### Source records
↓↓↓

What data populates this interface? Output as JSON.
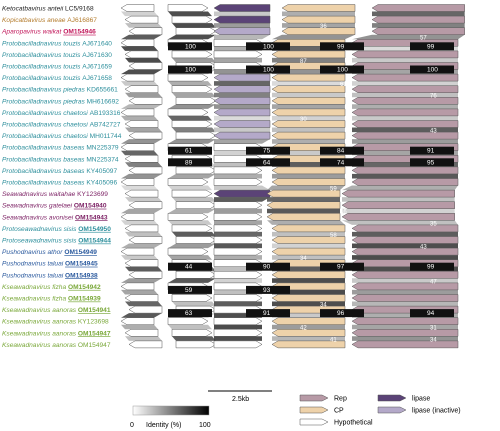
{
  "colors": {
    "rep": "#b79aa6",
    "cp": "#eed2aa",
    "hypothetical": "#ffffff",
    "lipase": "#5b4377",
    "lipase_inactive": "#b4a9c9",
    "green": "#7aa83a",
    "teal": "#2d8f9c",
    "blue": "#2b5a9e",
    "purple": "#7b1f63",
    "brown": "#b37a2a",
    "red": "#c2185b",
    "black": "#222222"
  },
  "genomes": [
    {
      "species": "Ketocatbavirus anteii",
      "accession": "LC5/9168",
      "color_key": "black",
      "underline": false
    },
    {
      "species": "Kopicatbavirus aneae",
      "accession": "AJ616867",
      "color_key": "brown",
      "underline": false
    },
    {
      "species": "Aparopavirus waikat",
      "accession": "OM154946",
      "color_key": "red",
      "underline": true
    },
    {
      "species": "Protobacilladnavirus touzis",
      "accession": "AJ671640",
      "color_key": "teal",
      "underline": false
    },
    {
      "species": "Protobacilladnavirus touzis",
      "accession": "AJ671630",
      "color_key": "teal",
      "underline": false
    },
    {
      "species": "Protobacilladnavirus touzis",
      "accession": "AJ671659",
      "color_key": "teal",
      "underline": false
    },
    {
      "species": "Protobacilladnavirus touzis",
      "accession": "AJ671658",
      "color_key": "teal",
      "underline": false
    },
    {
      "species": "Protobacilladnavirus piedras",
      "accession": "KD655661",
      "color_key": "teal",
      "underline": false
    },
    {
      "species": "Protobacilladnavirus piedras",
      "accession": "MH616692",
      "color_key": "teal",
      "underline": false
    },
    {
      "species": "Protobacilladnavirus chaetosi",
      "accession": "AB193316",
      "color_key": "teal",
      "underline": false
    },
    {
      "species": "Protobacilladnavirus chaetosi",
      "accession": "AB742727",
      "color_key": "teal",
      "underline": false
    },
    {
      "species": "Protobacilladnavirus chaetosi",
      "accession": "MH011744",
      "color_key": "teal",
      "underline": false
    },
    {
      "species": "Protobacilladnavirus baseas",
      "accession": "MN225379",
      "color_key": "teal",
      "underline": false
    },
    {
      "species": "Protobacilladnavirus baseas",
      "accession": "MN225374",
      "color_key": "teal",
      "underline": false
    },
    {
      "species": "Protobacilladnavirus baseas",
      "accession": "KY405097",
      "color_key": "teal",
      "underline": false
    },
    {
      "species": "Protobacilladnavirus baseas",
      "accession": "KY405096",
      "color_key": "teal",
      "underline": false
    },
    {
      "species": "Seawadnavirus waitahae",
      "accession": "KY123699",
      "color_key": "purple",
      "underline": false
    },
    {
      "species": "Seawadnavirus gatelaei",
      "accession": "OM154940",
      "color_key": "purple",
      "underline": true
    },
    {
      "species": "Seawadnavirus avonisei",
      "accession": "OM154943",
      "color_key": "purple",
      "underline": true
    },
    {
      "species": "Protoseawadnavirus sisis",
      "accession": "OM154950",
      "color_key": "teal",
      "underline": true
    },
    {
      "species": "Protoseawadnavirus sisis",
      "accession": "OM154944",
      "color_key": "teal",
      "underline": true
    },
    {
      "species": "Pushodnavirus athor",
      "accession": "OM154949",
      "color_key": "blue",
      "underline": true
    },
    {
      "species": "Pushodnavirus taluai",
      "accession": "OM154945",
      "color_key": "blue",
      "underline": true
    },
    {
      "species": "Pushodnavirus taluai",
      "accession": "OM154938",
      "color_key": "blue",
      "underline": true
    },
    {
      "species": "Kseawadnavirus fizha",
      "accession": "OM154942",
      "color_key": "green",
      "underline": true
    },
    {
      "species": "Kseawadnavirus fizha",
      "accession": "OM154939",
      "color_key": "green",
      "underline": true
    },
    {
      "species": "Kseawadnavirus aanoras",
      "accession": "OM154941",
      "color_key": "green",
      "underline": true
    },
    {
      "species": "Kseawadnavirus aanoras",
      "accession": "KY123698",
      "color_key": "green",
      "underline": false
    },
    {
      "species": "Kseawadnavirus aanoras",
      "accession": "OM154947",
      "color_key": "green",
      "underline": true
    },
    {
      "species": "Kseawadnavirus aanoras",
      "accession": "OM154947",
      "color_key": "green",
      "underline": false
    }
  ],
  "scale_bar": {
    "label": "2.5kb"
  },
  "identity_scale": {
    "min_label": "0",
    "caption": "Identity (%)",
    "max_label": "100"
  },
  "legend": [
    {
      "label": "Rep",
      "color_key": "rep"
    },
    {
      "label": "CP",
      "color_key": "cp"
    },
    {
      "label": "Hypothetical",
      "color_key": "hypothetical"
    },
    {
      "label": "lipase",
      "color_key": "lipase"
    },
    {
      "label": "lipase (inactive)",
      "color_key": "lipase_inactive"
    }
  ],
  "identity_labels": {
    "row3": {
      "a": "100",
      "b": "100",
      "c": "99",
      "d": "99"
    },
    "row5": {
      "a": "100",
      "b": "100",
      "c": "100",
      "d": "100"
    },
    "row12": {
      "a": "61",
      "b": "75",
      "c": "84",
      "d": "91"
    },
    "row13": {
      "a": "89",
      "b": "64",
      "c": "74",
      "d": "95"
    },
    "row22": {
      "a": "44",
      "b": "90",
      "c": "97",
      "d": "99"
    },
    "row24": {
      "a": "59",
      "b": "93"
    },
    "row26": {
      "a": "63",
      "b": "91",
      "c": "96",
      "d": "94"
    },
    "misc": [
      "36",
      "57",
      "87",
      "63",
      "76",
      "30",
      "43",
      "59",
      "46",
      "35",
      "58",
      "43",
      "34",
      "47",
      "34",
      "42",
      "41",
      "34",
      "31"
    ]
  }
}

↑↑↑

### Task details
What is needed is an exact copy of all the records, minus any pictures.

### Solution to this problem
What data populates this interface? Output as JSON.
{
  "colors": {
    "rep": "#b79aa6",
    "cp": "#eed2aa",
    "hypothetical": "#ffffff",
    "lipase": "#5b4377",
    "lipase_inactive": "#b4a9c9",
    "green": "#7aa83a",
    "teal": "#2d8f9c",
    "blue": "#2b5a9e",
    "purple": "#7b1f63",
    "brown": "#b37a2a",
    "red": "#c2185b",
    "black": "#222222"
  },
  "genomes": [
    {
      "species": "Ketocatbavirus anteii",
      "accession": "LC5/9168",
      "color_key": "black",
      "underline": false
    },
    {
      "species": "Kopicatbavirus aneae",
      "accession": "AJ616867",
      "color_key": "brown",
      "underline": false
    },
    {
      "species": "Aparopavirus waikat",
      "accession": "OM154946",
      "color_key": "red",
      "underline": true
    },
    {
      "species": "Protobacilladnavirus touzis",
      "accession": "AJ671640",
      "color_key": "teal",
      "underline": false
    },
    {
      "species": "Protobacilladnavirus touzis",
      "accession": "AJ671630",
      "color_key": "teal",
      "underline": false
    },
    {
      "species": "Protobacilladnavirus touzis",
      "accession": "AJ671659",
      "color_key": "teal",
      "underline": false
    },
    {
      "species": "Protobacilladnavirus touzis",
      "accession": "AJ671658",
      "color_key": "teal",
      "underline": false
    },
    {
      "species": "Protobacilladnavirus piedras",
      "accession": "KD655661",
      "color_key": "teal",
      "underline": false
    },
    {
      "species": "Protobacilladnavirus piedras",
      "accession": "MH616692",
      "color_key": "teal",
      "underline": false
    },
    {
      "species": "Protobacilladnavirus chaetosi",
      "accession": "AB193316",
      "color_key": "teal",
      "underline": false
    },
    {
      "species": "Protobacilladnavirus chaetosi",
      "accession": "AB742727",
      "color_key": "teal",
      "underline": false
    },
    {
      "species": "Protobacilladnavirus chaetosi",
      "accession": "MH011744",
      "color_key": "teal",
      "underline": false
    },
    {
      "species": "Protobacilladnavirus baseas",
      "accession": "MN225379",
      "color_key": "teal",
      "underline": false
    },
    {
      "species": "Protobacilladnavirus baseas",
      "accession": "MN225374",
      "color_key": "teal",
      "underline": false
    },
    {
      "species": "Protobacilladnavirus baseas",
      "accession": "KY405097",
      "color_key": "teal",
      "underline": false
    },
    {
      "species": "Protobacilladnavirus baseas",
      "accession": "KY405096",
      "color_key": "teal",
      "underline": false
    },
    {
      "species": "Seawadnavirus waitahae",
      "accession": "KY123699",
      "color_key": "purple",
      "underline": false
    },
    {
      "species": "Seawadnavirus gatelaei",
      "accession": "OM154940",
      "color_key": "purple",
      "underline": true
    },
    {
      "species": "Seawadnavirus avonisei",
      "accession": "OM154943",
      "color_key": "purple",
      "underline": true
    },
    {
      "species": "Protoseawadnavirus sisis",
      "accession": "OM154950",
      "color_key": "teal",
      "underline": true
    },
    {
      "species": "Protoseawadnavirus sisis",
      "accession": "OM154944",
      "color_key": "teal",
      "underline": true
    },
    {
      "species": "Pushodnavirus athor",
      "accession": "OM154949",
      "color_key": "blue",
      "underline": true
    },
    {
      "species": "Pushodnavirus taluai",
      "accession": "OM154945",
      "color_key": "blue",
      "underline": true
    },
    {
      "species": "Pushodnavirus taluai",
      "accession": "OM154938",
      "color_key": "blue",
      "underline": true
    },
    {
      "species": "Kseawadnavirus fizha",
      "accession": "OM154942",
      "color_key": "green",
      "underline": true
    },
    {
      "species": "Kseawadnavirus fizha",
      "accession": "OM154939",
      "color_key": "green",
      "underline": true
    },
    {
      "species": "Kseawadnavirus aanoras",
      "accession": "OM154941",
      "color_key": "green",
      "underline": true
    },
    {
      "species": "Kseawadnavirus aanoras",
      "accession": "KY123698",
      "color_key": "green",
      "underline": false
    },
    {
      "species": "Kseawadnavirus aanoras",
      "accession": "OM154947",
      "color_key": "green",
      "underline": true
    },
    {
      "species": "Kseawadnavirus aanoras",
      "accession": "OM154947",
      "color_key": "green",
      "underline": false
    }
  ],
  "scale_bar": {
    "label": "2.5kb"
  },
  "identity_scale": {
    "min_label": "0",
    "caption": "Identity (%)",
    "max_label": "100"
  },
  "legend": [
    {
      "label": "Rep",
      "color_key": "rep"
    },
    {
      "label": "CP",
      "color_key": "cp"
    },
    {
      "label": "Hypothetical",
      "color_key": "hypothetical"
    },
    {
      "label": "lipase",
      "color_key": "lipase"
    },
    {
      "label": "lipase (inactive)",
      "color_key": "lipase_inactive"
    }
  ],
  "identity_labels": {
    "row3": {
      "a": "100",
      "b": "100",
      "c": "99",
      "d": "99"
    },
    "row5": {
      "a": "100",
      "b": "100",
      "c": "100",
      "d": "100"
    },
    "row12": {
      "a": "61",
      "b": "75",
      "c": "84",
      "d": "91"
    },
    "row13": {
      "a": "89",
      "b": "64",
      "c": "74",
      "d": "95"
    },
    "row22": {
      "a": "44",
      "b": "90",
      "c": "97",
      "d": "99"
    },
    "row24": {
      "a": "59",
      "b": "93"
    },
    "row26": {
      "a": "63",
      "b": "91",
      "c": "96",
      "d": "94"
    },
    "misc": [
      "36",
      "57",
      "87",
      "63",
      "76",
      "30",
      "43",
      "59",
      "46",
      "35",
      "58",
      "43",
      "34",
      "47",
      "34",
      "42",
      "41",
      "34",
      "31"
    ]
  }
}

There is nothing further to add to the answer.